=== Data shown ===
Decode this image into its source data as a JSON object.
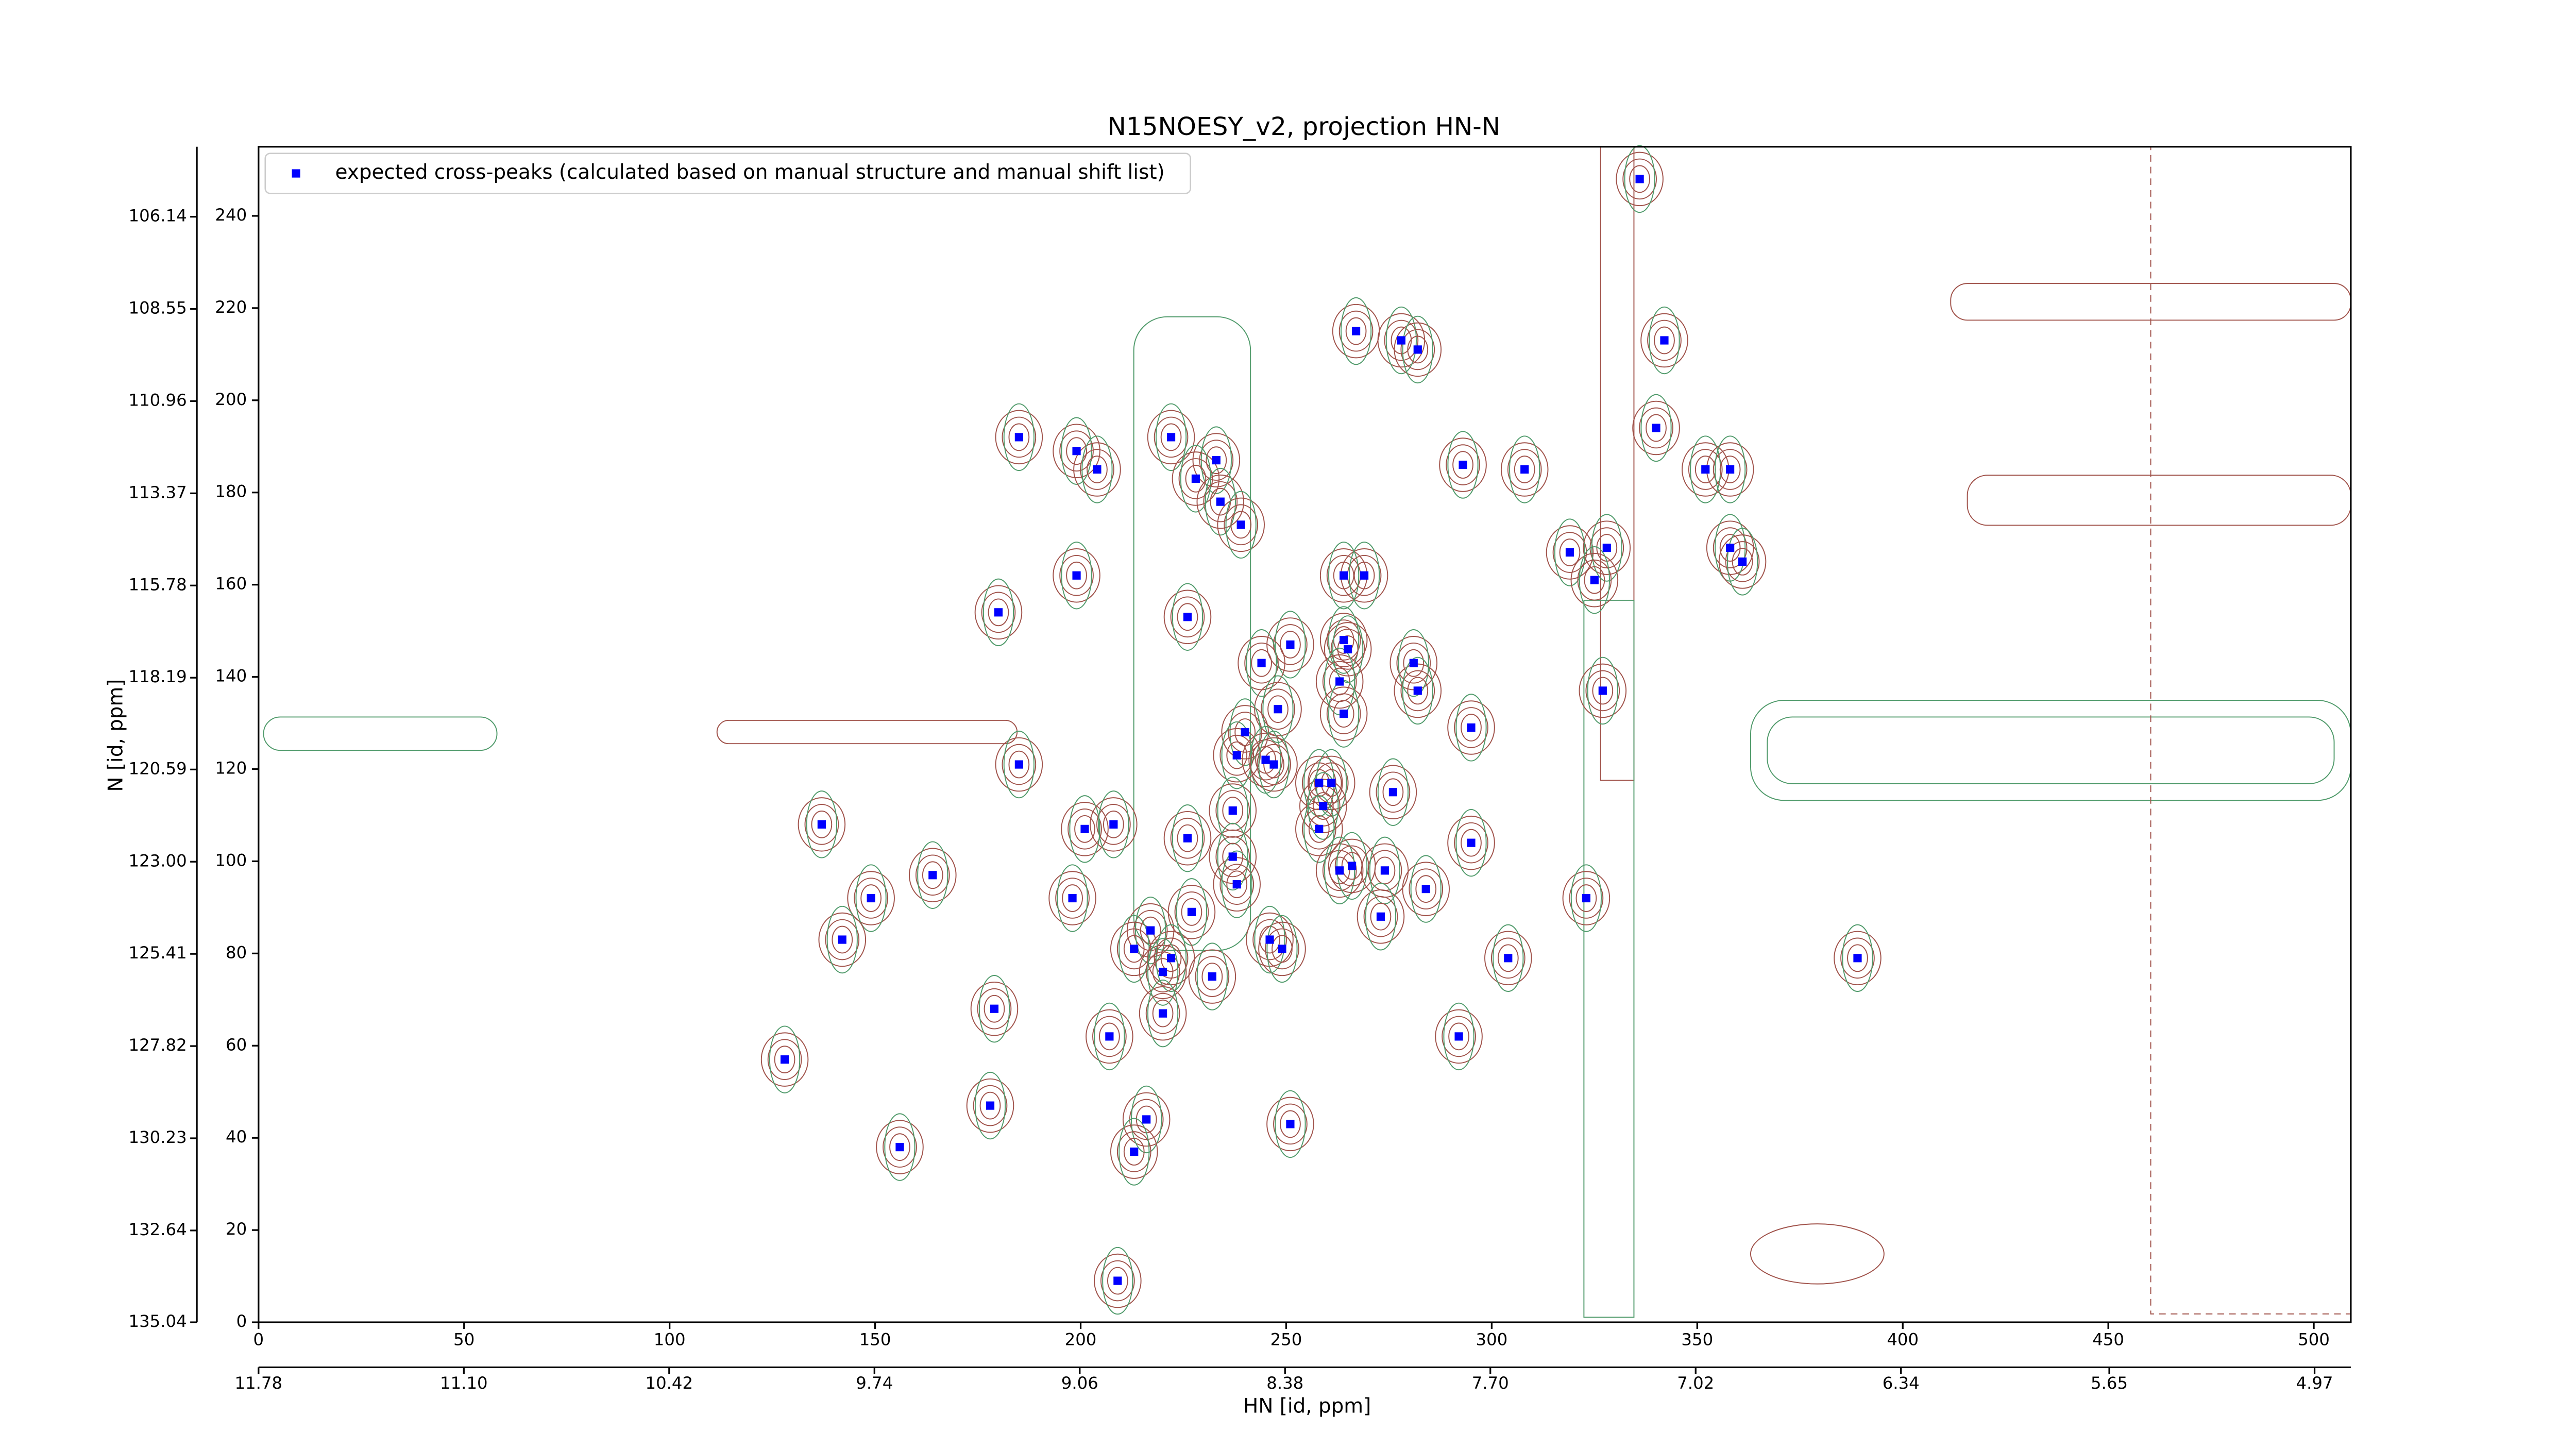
{
  "chart_data": {
    "type": "scatter",
    "title": "N15NOESY_v2, projection HN-N",
    "xlabel": "HN [id, ppm]",
    "ylabel": "N [id, ppm]",
    "xlim": [
      0,
      509
    ],
    "ylim": [
      0,
      255
    ],
    "xticks": [
      0,
      50,
      100,
      150,
      200,
      250,
      300,
      350,
      400,
      450,
      500
    ],
    "yticks": [
      0,
      20,
      40,
      60,
      80,
      100,
      120,
      140,
      160,
      180,
      200,
      220,
      240
    ],
    "x2lim": [
      11.78,
      4.85
    ],
    "x2ticks": [
      11.78,
      {
        "value": 11.1,
        "label": "11.10"
      },
      10.42,
      9.74,
      9.06,
      8.38,
      {
        "value": 7.7,
        "label": "7.70"
      },
      7.02,
      6.34,
      5.65,
      4.97
    ],
    "y2lim": [
      135.04,
      104.31
    ],
    "y2ticks": [
      135.04,
      132.64,
      130.23,
      127.82,
      125.41,
      {
        "value": 123,
        "label": "123.00"
      },
      120.59,
      118.19,
      115.78,
      113.37,
      110.96,
      108.55,
      106.14
    ],
    "legend": "upper left",
    "series": [
      {
        "name": "expected cross-peaks (calculated based on manual structure and manual shift list)",
        "color": "#0000ff",
        "x": [
          336,
          267,
          278,
          282,
          342,
          185,
          199,
          204,
          222,
          233,
          228,
          234,
          239,
          293,
          308,
          340,
          352,
          358,
          319,
          328,
          325,
          358,
          361,
          199,
          180,
          226,
          264,
          269,
          251,
          264,
          265,
          244,
          281,
          263,
          282,
          327,
          248,
          264,
          295,
          240,
          238,
          245,
          247,
          185,
          258,
          261,
          276,
          259,
          237,
          137,
          201,
          208,
          258,
          226,
          295,
          237,
          263,
          266,
          274,
          164,
          238,
          284,
          198,
          149,
          323,
          227,
          273,
          217,
          142,
          213,
          246,
          249,
          222,
          304,
          389,
          232,
          220,
          179,
          220,
          207,
          292,
          128,
          178,
          216,
          251,
          213,
          156,
          209
        ],
        "y": [
          248,
          215,
          213,
          211,
          213,
          192,
          189,
          185,
          192,
          187,
          183,
          178,
          173,
          186,
          185,
          194,
          185,
          185,
          167,
          168,
          161,
          168,
          165,
          162,
          154,
          153,
          162,
          162,
          147,
          148,
          146,
          143,
          143,
          139,
          137,
          137,
          133,
          132,
          129,
          128,
          123,
          122,
          121,
          121,
          117,
          117,
          115,
          112,
          111,
          108,
          107,
          108,
          107,
          105,
          104,
          101,
          98,
          99,
          98,
          97,
          95,
          94,
          92,
          92,
          92,
          89,
          88,
          85,
          83,
          81,
          83,
          81,
          79,
          79,
          79,
          75,
          76,
          68,
          67,
          62,
          62,
          57,
          47,
          44,
          43,
          37,
          38,
          9
        ]
      }
    ]
  }
}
===
Print the full listing exactly, dropping the pictures.

Written solution
Decode this image into its source data as a JSON object.
{
  "chart_data": {
    "type": "scatter",
    "title": "N15NOESY_v2, projection HN-N",
    "xlabel": "HN [id, ppm]",
    "ylabel": "N [id, ppm]",
    "xlim": [
      0,
      509
    ],
    "ylim": [
      0,
      255
    ],
    "xticks": [
      0,
      50,
      100,
      150,
      200,
      250,
      300,
      350,
      400,
      450,
      500
    ],
    "yticks": [
      0,
      20,
      40,
      60,
      80,
      100,
      120,
      140,
      160,
      180,
      200,
      220,
      240
    ],
    "x2lim": [
      11.78,
      4.85
    ],
    "x2ticks": [
      11.78,
      {
        "value": 11.1,
        "label": "11.10"
      },
      10.42,
      9.74,
      9.06,
      8.38,
      {
        "value": 7.7,
        "label": "7.70"
      },
      7.02,
      6.34,
      5.65,
      4.97
    ],
    "y2lim": [
      135.04,
      104.31
    ],
    "y2ticks": [
      135.04,
      132.64,
      130.23,
      127.82,
      125.41,
      {
        "value": 123,
        "label": "123.00"
      },
      120.59,
      118.19,
      115.78,
      113.37,
      110.96,
      108.55,
      106.14
    ],
    "legend": "upper left",
    "series": [
      {
        "name": "expected cross-peaks (calculated based on manual structure and manual shift list)",
        "color": "#0000ff",
        "x": [
          336,
          267,
          278,
          282,
          342,
          185,
          199,
          204,
          222,
          233,
          228,
          234,
          239,
          293,
          308,
          340,
          352,
          358,
          319,
          328,
          325,
          358,
          361,
          199,
          180,
          226,
          264,
          269,
          251,
          264,
          265,
          244,
          281,
          263,
          282,
          327,
          248,
          264,
          295,
          240,
          238,
          245,
          247,
          185,
          258,
          261,
          276,
          259,
          237,
          137,
          201,
          208,
          258,
          226,
          295,
          237,
          263,
          266,
          274,
          164,
          238,
          284,
          198,
          149,
          323,
          227,
          273,
          217,
          142,
          213,
          246,
          249,
          222,
          304,
          389,
          232,
          220,
          179,
          220,
          207,
          292,
          128,
          178,
          216,
          251,
          213,
          156,
          209
        ],
        "y": [
          248,
          215,
          213,
          211,
          213,
          192,
          189,
          185,
          192,
          187,
          183,
          178,
          173,
          186,
          185,
          194,
          185,
          185,
          167,
          168,
          161,
          168,
          165,
          162,
          154,
          153,
          162,
          162,
          147,
          148,
          146,
          143,
          143,
          139,
          137,
          137,
          133,
          132,
          129,
          128,
          123,
          122,
          121,
          121,
          117,
          117,
          115,
          112,
          111,
          108,
          107,
          108,
          107,
          105,
          104,
          101,
          98,
          99,
          98,
          97,
          95,
          94,
          92,
          92,
          92,
          89,
          88,
          85,
          83,
          81,
          83,
          81,
          79,
          79,
          79,
          75,
          76,
          68,
          67,
          62,
          62,
          57,
          47,
          44,
          43,
          37,
          38,
          9
        ]
      }
    ]
  }
}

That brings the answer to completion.